== Dataset records
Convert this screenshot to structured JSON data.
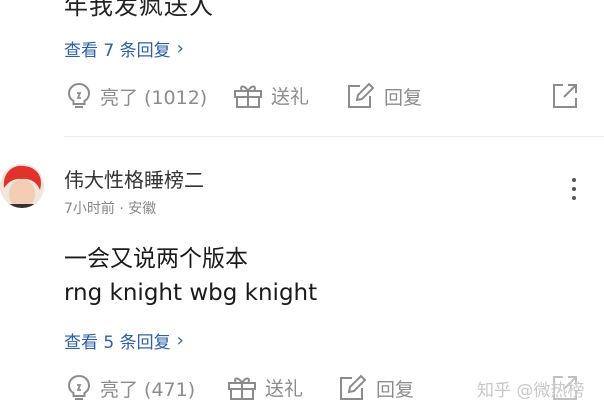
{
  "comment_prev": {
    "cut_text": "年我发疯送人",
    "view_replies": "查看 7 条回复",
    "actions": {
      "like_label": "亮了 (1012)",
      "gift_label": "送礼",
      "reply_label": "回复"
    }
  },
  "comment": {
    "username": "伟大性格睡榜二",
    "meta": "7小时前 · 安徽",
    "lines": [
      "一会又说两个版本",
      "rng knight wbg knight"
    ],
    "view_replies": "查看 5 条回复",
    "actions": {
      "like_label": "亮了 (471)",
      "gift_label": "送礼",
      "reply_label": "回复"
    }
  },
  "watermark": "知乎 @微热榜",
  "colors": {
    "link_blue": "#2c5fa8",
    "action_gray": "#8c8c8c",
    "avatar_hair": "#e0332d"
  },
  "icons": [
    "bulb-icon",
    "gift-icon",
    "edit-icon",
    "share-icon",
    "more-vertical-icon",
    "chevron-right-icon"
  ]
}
====
== Dataset records
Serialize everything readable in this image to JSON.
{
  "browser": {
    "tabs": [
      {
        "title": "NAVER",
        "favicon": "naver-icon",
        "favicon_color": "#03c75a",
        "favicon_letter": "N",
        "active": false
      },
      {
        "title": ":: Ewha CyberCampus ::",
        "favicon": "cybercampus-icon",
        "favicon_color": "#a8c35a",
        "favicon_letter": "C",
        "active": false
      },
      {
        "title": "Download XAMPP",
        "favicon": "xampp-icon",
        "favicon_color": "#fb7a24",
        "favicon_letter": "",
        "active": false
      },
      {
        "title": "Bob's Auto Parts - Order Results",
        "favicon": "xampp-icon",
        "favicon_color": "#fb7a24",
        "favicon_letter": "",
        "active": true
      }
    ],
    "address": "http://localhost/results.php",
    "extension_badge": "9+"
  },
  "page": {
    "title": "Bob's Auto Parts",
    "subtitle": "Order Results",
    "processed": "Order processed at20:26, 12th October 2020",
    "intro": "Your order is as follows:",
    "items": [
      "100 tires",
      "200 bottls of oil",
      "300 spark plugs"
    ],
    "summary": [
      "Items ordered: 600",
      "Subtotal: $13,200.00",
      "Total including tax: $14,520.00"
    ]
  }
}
====
_Problem requirements_
Search the data for the string "Auto" and copy each line where it appears.

_Exercise output_
        "title": "Bob's Auto Parts - Order Results",
    "title": "Bob's Auto Parts",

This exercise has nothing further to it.